[Source records]
* Start *

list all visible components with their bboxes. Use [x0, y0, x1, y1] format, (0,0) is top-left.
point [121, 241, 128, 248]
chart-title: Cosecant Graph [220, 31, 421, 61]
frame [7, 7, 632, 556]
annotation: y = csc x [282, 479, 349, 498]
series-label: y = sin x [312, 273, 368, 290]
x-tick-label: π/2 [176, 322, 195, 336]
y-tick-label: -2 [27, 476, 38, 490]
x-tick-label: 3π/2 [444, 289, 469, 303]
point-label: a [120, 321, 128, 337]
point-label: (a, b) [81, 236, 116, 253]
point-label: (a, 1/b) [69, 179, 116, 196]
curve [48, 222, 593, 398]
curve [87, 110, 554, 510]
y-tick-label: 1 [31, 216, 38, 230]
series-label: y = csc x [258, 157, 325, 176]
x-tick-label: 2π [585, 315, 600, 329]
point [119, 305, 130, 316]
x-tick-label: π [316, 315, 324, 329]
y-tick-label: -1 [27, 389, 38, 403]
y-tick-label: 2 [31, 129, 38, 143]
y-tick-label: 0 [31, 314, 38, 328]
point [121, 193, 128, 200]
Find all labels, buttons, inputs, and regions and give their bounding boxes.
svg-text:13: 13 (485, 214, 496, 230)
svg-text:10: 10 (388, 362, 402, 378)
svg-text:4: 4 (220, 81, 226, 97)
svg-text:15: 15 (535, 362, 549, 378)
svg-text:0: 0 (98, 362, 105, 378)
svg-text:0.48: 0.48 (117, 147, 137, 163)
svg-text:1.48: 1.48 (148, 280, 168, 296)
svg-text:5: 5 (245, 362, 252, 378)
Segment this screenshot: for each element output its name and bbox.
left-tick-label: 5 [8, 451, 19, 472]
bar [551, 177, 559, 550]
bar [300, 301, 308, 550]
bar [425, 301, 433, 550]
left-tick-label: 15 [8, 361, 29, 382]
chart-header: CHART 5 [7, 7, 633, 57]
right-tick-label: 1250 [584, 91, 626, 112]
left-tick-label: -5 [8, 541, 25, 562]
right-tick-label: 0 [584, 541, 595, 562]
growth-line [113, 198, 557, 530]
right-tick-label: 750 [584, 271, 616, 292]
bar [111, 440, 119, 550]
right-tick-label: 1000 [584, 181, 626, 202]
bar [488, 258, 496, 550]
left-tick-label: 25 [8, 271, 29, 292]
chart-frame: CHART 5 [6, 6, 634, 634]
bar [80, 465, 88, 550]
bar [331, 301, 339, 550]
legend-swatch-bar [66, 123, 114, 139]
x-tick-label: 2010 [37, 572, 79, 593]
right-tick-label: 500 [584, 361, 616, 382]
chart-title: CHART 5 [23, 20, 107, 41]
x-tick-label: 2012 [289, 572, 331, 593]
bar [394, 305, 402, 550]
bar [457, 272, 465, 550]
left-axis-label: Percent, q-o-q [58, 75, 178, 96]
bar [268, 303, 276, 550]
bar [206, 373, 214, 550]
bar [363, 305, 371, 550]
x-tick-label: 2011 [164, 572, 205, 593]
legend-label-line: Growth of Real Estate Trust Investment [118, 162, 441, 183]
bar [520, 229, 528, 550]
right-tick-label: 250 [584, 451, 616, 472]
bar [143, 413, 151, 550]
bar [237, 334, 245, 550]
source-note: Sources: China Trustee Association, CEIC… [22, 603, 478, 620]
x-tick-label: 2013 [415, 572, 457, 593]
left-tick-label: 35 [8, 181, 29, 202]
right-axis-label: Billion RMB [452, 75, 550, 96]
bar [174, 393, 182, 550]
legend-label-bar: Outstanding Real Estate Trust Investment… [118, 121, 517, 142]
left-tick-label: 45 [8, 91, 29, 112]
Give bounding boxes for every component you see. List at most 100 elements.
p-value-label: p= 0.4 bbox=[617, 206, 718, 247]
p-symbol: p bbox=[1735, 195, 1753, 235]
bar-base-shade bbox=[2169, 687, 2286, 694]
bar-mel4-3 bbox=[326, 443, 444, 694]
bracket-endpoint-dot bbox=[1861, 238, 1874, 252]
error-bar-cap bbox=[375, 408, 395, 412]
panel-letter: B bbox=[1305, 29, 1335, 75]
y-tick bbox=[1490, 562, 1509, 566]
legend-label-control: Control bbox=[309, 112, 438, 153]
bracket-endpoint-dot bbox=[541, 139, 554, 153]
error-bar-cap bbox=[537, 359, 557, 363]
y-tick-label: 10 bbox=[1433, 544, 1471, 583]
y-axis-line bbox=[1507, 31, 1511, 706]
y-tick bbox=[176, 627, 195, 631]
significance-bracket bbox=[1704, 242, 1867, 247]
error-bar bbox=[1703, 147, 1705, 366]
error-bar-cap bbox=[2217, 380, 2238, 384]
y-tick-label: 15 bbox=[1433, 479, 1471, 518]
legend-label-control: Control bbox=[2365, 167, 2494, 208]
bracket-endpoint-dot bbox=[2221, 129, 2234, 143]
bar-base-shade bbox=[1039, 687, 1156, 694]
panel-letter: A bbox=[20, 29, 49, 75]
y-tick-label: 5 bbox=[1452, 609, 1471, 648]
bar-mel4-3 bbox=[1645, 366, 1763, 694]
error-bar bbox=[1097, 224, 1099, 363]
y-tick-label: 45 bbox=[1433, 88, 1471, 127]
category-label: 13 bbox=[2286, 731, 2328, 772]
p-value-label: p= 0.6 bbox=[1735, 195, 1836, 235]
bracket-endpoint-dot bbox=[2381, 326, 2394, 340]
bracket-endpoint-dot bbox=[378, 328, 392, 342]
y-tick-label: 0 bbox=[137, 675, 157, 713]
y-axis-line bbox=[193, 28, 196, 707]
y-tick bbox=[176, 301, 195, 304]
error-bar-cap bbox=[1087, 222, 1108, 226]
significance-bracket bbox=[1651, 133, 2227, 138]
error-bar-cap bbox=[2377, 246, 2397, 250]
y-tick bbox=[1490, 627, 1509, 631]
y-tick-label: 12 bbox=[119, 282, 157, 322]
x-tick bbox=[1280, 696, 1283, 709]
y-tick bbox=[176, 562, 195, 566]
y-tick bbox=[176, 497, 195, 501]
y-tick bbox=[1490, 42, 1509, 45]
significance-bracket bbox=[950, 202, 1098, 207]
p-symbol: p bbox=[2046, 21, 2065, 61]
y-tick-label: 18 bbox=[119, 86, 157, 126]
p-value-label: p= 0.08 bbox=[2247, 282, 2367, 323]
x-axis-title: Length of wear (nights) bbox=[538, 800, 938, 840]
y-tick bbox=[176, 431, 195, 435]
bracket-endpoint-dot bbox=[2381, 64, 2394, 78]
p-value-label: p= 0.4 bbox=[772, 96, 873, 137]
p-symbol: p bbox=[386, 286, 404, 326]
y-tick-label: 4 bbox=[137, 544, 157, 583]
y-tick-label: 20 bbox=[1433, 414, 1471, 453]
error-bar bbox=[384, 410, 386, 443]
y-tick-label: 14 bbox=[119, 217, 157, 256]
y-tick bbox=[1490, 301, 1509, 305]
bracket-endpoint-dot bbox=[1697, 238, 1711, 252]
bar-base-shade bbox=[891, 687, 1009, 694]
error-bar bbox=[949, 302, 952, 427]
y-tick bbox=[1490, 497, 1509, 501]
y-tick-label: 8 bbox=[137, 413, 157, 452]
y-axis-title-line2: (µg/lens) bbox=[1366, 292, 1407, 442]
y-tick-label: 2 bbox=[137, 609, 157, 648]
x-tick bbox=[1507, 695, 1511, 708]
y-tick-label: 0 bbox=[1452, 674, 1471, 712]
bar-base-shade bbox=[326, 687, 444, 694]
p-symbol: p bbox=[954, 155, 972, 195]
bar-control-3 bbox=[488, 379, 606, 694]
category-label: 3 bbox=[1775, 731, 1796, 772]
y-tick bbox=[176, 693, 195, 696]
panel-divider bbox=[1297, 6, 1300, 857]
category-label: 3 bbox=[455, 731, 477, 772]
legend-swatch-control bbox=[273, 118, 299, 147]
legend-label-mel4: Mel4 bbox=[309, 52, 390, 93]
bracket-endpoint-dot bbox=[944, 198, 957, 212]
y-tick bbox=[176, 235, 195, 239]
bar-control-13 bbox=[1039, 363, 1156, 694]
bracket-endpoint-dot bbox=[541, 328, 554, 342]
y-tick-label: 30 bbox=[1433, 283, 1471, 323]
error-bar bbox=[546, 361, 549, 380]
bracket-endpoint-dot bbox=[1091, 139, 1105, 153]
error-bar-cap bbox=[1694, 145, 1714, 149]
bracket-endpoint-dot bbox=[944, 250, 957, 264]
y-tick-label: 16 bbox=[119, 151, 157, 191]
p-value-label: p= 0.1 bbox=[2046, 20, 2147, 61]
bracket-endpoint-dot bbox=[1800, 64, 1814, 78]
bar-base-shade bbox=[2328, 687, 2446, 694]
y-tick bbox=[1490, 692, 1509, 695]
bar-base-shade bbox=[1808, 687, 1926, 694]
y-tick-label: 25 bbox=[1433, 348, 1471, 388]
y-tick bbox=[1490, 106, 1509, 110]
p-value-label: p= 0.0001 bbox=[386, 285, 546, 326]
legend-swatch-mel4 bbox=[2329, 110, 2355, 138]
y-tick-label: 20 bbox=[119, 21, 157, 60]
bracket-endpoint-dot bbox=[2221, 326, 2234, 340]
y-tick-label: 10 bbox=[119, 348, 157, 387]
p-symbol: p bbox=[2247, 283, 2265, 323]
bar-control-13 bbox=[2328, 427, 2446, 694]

* End *

Objective:
Transcribe the records above verbatim, starting at the first line and ending at the line that contains "svg-text:10: 10 (388, 362, 402, 378)", with both of those lines included.

Full solution:
list all visible components with their bboxes. Use [x0, y0, x1, y1] format, (0,0) is top-left.
point [121, 241, 128, 248]
chart-title: Cosecant Graph [220, 31, 421, 61]
frame [7, 7, 632, 556]
annotation: y = csc x [282, 479, 349, 498]
series-label: y = sin x [312, 273, 368, 290]
x-tick-label: π/2 [176, 322, 195, 336]
y-tick-label: -2 [27, 476, 38, 490]
x-tick-label: 3π/2 [444, 289, 469, 303]
point-label: a [120, 321, 128, 337]
point-label: (a, b) [81, 236, 116, 253]
point-label: (a, 1/b) [69, 179, 116, 196]
curve [48, 222, 593, 398]
curve [87, 110, 554, 510]
y-tick-label: 1 [31, 216, 38, 230]
series-label: y = csc x [258, 157, 325, 176]
x-tick-label: 2π [585, 315, 600, 329]
point [119, 305, 130, 316]
x-tick-label: π [316, 315, 324, 329]
y-tick-label: -1 [27, 389, 38, 403]
y-tick-label: 2 [31, 129, 38, 143]
y-tick-label: 0 [31, 314, 38, 328]
point [121, 193, 128, 200]
Find all labels, buttons, inputs, and regions and give their bounding boxes.
svg-text:13: 13 (485, 214, 496, 230)
svg-text:10: 10 (388, 362, 402, 378)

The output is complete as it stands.